> To be done: Are you able to quote each entry exactly as written?

-=-=-

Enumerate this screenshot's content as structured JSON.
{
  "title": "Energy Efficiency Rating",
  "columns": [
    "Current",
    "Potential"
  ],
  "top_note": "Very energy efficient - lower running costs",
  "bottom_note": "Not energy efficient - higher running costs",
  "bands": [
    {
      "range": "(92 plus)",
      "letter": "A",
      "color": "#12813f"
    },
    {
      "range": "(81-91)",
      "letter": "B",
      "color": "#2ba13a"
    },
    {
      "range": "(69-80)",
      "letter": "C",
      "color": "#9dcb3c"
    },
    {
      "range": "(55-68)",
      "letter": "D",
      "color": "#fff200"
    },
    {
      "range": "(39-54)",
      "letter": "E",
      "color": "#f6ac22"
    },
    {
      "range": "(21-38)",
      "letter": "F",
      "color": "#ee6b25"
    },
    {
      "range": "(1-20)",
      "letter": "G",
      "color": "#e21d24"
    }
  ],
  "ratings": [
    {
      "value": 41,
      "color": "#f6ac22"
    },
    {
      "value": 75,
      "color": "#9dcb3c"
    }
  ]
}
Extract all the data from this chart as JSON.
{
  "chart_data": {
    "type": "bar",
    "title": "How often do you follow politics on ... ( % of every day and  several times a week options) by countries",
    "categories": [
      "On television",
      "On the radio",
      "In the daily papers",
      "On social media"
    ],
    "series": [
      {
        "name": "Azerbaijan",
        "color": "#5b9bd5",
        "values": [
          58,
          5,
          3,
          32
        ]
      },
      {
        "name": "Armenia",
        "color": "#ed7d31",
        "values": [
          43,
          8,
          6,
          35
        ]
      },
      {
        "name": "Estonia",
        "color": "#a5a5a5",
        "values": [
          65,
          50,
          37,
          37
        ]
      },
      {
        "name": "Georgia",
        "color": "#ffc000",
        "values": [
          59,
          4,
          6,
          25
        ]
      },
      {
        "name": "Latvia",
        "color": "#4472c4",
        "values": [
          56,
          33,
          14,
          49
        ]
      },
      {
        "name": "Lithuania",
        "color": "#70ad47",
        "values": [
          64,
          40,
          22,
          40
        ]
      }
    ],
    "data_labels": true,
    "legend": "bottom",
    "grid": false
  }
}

-=-=-

> The output:
Enumerate this screenshot's content as structured JSON.
{
  "title": "Energy Efficiency Rating",
  "columns": [
    "Current",
    "Potential"
  ],
  "top_note": "Very energy efficient - lower running costs",
  "bottom_note": "Not energy efficient - higher running costs",
  "bands": [
    {
      "range": "(92 plus)",
      "letter": "A",
      "color": "#12813f"
    },
    {
      "range": "(81-91)",
      "letter": "B",
      "color": "#2ba13a"
    },
    {
      "range": "(69-80)",
      "letter": "C",
      "color": "#9dcb3c"
    },
    {
      "range": "(55-68)",
      "letter": "D",
      "color": "#fff200"
    },
    {
      "range": "(39-54)",
      "letter": "E",
      "color": "#f6ac22"
    },
    {
      "range": "(21-38)",
      "letter": "F",
      "color": "#ee6b25"
    },
    {
      "range": "(1-20)",
      "letter": "G",
      "color": "#e21d24"
    }
  ],
  "ratings": [
    {
      "value": 41,
      "color": "#f6ac22"
    },
    {
      "value": 75,
      "color": "#9dcb3c"
    }
  ]
}
Extract all the data from this chart as JSON.
{
  "chart_data": {
    "type": "bar",
    "title": "How often do you follow politics on ... ( % of every day and  several times a week options) by countries",
    "categories": [
      "On television",
      "On the radio",
      "In the daily papers",
      "On social media"
    ],
    "series": [
      {
        "name": "Azerbaijan",
        "color": "#5b9bd5",
        "values": [
          58,
          5,
          3,
          32
        ]
      },
      {
        "name": "Armenia",
        "color": "#ed7d31",
        "values": [
          43,
          8,
          6,
          35
        ]
      },
      {
        "name": "Estonia",
        "color": "#a5a5a5",
        "values": [
          65,
          50,
          37,
          37
        ]
      },
      {
        "name": "Georgia",
        "color": "#ffc000",
        "values": [
          59,
          4,
          6,
          25
        ]
      },
      {
        "name": "Latvia",
        "color": "#4472c4",
        "values": [
          56,
          33,
          14,
          49
        ]
      },
      {
        "name": "Lithuania",
        "color": "#70ad47",
        "values": [
          64,
          40,
          22,
          40
        ]
      }
    ],
    "data_labels": true,
    "legend": "bottom",
    "grid": false
  }
}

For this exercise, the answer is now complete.